* Given instruction
Could you copy every line from the material below in which "Sleeper" appears?

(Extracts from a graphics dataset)
○ ○ ○ ○ ○

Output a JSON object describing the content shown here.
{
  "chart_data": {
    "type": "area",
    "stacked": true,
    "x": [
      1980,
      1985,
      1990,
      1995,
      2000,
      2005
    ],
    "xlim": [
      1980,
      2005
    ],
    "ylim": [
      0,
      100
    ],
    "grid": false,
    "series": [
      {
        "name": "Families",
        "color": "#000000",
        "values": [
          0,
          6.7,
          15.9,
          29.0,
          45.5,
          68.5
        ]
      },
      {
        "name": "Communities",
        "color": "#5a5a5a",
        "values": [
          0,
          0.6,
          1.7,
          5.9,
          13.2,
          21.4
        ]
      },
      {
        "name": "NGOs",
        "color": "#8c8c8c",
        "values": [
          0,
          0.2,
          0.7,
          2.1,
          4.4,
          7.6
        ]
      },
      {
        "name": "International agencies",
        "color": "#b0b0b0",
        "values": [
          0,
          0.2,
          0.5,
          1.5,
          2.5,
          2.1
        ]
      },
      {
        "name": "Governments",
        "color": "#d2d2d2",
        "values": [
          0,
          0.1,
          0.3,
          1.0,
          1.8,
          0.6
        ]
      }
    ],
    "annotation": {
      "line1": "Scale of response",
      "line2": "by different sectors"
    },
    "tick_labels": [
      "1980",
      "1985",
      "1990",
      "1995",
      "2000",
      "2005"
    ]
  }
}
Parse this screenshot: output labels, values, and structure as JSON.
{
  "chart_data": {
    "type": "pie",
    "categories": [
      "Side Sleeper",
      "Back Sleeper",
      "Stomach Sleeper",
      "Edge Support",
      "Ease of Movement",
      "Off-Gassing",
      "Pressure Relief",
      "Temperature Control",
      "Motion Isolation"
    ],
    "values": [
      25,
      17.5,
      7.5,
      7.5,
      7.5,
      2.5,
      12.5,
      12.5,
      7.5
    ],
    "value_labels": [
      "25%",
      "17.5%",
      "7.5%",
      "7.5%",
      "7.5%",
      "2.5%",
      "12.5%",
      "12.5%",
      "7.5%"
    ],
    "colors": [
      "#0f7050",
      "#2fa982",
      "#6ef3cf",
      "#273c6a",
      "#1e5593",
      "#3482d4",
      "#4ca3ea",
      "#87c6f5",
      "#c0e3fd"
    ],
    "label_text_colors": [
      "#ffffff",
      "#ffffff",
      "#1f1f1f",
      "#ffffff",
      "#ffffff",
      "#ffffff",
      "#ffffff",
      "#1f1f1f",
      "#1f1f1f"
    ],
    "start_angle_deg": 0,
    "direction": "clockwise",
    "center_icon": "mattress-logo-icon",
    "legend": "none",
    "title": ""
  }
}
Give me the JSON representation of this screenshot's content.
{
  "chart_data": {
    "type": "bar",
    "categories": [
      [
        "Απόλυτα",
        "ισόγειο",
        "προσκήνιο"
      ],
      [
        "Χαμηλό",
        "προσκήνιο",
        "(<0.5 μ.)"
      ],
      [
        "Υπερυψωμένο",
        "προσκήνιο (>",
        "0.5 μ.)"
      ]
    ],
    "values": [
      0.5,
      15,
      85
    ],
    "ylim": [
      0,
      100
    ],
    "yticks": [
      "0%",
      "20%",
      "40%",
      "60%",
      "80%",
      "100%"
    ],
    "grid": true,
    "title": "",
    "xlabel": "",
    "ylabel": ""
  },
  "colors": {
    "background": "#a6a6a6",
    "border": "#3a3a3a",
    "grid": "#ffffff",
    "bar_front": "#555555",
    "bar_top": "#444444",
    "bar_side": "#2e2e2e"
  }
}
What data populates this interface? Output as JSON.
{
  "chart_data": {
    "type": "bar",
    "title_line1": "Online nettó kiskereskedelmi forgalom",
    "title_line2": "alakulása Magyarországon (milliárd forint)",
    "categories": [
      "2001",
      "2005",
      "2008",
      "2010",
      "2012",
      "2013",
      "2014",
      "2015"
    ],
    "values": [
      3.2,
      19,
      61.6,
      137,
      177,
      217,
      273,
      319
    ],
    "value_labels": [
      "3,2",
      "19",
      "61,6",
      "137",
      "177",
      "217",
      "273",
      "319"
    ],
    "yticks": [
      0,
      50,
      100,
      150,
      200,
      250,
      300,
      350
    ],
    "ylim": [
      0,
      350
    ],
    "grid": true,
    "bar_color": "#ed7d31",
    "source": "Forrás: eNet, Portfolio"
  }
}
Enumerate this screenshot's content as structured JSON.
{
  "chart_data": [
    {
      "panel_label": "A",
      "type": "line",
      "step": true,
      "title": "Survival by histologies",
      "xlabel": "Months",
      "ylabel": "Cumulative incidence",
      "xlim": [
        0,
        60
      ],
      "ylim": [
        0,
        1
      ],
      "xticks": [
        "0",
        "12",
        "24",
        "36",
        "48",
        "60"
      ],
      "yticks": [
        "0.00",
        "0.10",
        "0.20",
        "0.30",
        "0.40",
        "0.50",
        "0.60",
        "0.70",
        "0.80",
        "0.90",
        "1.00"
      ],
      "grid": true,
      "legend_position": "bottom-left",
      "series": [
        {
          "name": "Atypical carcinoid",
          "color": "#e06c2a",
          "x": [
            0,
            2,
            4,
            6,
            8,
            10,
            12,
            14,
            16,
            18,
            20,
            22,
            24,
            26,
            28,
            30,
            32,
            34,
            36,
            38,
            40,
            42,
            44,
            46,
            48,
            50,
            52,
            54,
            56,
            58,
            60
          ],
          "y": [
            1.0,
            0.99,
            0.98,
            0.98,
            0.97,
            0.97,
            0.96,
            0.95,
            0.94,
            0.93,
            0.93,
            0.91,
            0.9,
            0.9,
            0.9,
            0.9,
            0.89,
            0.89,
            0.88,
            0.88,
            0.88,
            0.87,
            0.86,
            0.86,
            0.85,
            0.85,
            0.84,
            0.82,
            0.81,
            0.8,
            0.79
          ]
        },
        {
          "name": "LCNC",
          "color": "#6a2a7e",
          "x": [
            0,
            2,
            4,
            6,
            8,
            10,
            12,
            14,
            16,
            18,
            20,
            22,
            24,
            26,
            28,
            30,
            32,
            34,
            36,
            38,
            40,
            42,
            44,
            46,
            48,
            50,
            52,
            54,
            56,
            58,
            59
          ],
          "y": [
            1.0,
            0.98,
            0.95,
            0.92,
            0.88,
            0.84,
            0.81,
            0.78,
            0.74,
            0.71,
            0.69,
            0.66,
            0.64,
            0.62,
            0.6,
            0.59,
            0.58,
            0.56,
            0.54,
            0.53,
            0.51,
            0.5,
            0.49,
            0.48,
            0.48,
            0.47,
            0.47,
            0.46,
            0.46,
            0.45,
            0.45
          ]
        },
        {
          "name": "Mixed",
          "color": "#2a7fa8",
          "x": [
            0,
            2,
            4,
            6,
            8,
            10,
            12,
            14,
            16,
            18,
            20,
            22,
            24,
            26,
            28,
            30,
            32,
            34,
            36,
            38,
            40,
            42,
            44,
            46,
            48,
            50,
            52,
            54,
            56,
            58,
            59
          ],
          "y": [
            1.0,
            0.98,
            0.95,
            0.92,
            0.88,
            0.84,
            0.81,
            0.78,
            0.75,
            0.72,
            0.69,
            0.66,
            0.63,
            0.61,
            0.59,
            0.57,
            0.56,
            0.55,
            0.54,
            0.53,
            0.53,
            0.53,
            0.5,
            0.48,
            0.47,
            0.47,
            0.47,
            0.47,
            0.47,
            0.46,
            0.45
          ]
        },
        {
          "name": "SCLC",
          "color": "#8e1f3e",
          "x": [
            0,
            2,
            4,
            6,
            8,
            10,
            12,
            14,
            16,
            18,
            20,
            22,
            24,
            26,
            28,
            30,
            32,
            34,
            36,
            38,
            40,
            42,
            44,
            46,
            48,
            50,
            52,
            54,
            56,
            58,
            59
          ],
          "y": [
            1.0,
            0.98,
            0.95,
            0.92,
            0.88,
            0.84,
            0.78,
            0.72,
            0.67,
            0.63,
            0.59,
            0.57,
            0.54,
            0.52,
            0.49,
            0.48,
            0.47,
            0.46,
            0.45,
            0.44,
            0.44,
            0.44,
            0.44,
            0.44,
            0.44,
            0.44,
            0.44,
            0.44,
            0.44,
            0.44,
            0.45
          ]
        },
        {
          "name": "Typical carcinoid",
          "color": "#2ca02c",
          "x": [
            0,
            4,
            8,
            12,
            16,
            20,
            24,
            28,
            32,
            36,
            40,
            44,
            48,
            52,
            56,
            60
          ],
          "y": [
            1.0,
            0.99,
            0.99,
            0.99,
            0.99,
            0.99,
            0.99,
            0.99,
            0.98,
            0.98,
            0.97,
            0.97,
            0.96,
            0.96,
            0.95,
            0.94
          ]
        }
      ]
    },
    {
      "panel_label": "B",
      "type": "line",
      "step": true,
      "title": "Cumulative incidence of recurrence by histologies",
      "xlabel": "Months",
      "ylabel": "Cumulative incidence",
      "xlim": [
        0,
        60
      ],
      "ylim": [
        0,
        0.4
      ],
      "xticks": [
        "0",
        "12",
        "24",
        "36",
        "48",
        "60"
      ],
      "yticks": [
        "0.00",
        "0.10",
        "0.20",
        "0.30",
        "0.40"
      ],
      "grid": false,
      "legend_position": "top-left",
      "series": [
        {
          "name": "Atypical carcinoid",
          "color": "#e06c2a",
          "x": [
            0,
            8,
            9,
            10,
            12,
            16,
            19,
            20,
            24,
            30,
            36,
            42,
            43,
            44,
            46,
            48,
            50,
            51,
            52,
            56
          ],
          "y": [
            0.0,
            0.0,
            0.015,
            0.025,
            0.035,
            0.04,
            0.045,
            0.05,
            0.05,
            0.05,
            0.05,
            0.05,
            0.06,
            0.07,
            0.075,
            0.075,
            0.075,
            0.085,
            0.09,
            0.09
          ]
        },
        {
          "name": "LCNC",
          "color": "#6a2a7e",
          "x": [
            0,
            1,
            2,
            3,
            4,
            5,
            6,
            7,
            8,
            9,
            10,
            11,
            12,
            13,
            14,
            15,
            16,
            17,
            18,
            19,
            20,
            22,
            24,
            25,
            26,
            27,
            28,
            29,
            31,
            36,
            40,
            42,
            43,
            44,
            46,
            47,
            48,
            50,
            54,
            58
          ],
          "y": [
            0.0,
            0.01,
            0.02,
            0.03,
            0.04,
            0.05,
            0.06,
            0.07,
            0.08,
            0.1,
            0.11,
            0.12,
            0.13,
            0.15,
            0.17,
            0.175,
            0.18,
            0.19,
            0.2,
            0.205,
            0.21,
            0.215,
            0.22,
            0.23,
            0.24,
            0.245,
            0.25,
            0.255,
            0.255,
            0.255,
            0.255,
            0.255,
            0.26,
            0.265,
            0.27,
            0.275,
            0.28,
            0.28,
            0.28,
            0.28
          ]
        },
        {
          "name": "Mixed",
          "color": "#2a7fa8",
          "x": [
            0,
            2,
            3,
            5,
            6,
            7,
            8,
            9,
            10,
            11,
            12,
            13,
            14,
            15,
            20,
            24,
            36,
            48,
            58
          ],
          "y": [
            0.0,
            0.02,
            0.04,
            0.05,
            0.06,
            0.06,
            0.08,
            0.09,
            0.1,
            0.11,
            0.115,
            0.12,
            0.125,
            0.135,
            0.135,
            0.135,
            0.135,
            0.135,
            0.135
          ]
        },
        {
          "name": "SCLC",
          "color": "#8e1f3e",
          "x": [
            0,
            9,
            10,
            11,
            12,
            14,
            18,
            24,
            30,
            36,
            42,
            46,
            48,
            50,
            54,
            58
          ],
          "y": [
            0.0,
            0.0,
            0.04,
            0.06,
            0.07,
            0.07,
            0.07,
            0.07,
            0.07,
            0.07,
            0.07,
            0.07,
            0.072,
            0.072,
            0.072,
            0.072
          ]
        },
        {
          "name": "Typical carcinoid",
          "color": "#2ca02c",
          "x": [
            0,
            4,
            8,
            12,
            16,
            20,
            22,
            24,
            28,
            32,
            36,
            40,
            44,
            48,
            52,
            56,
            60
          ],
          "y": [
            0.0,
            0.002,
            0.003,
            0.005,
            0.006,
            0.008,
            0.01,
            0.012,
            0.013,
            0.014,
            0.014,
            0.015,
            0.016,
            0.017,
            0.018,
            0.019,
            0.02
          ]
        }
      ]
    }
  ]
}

○ ○ ○ ○ ○

* Response to the exercise
      "Side Sleeper",
      "Back Sleeper",
      "Stomach Sleeper",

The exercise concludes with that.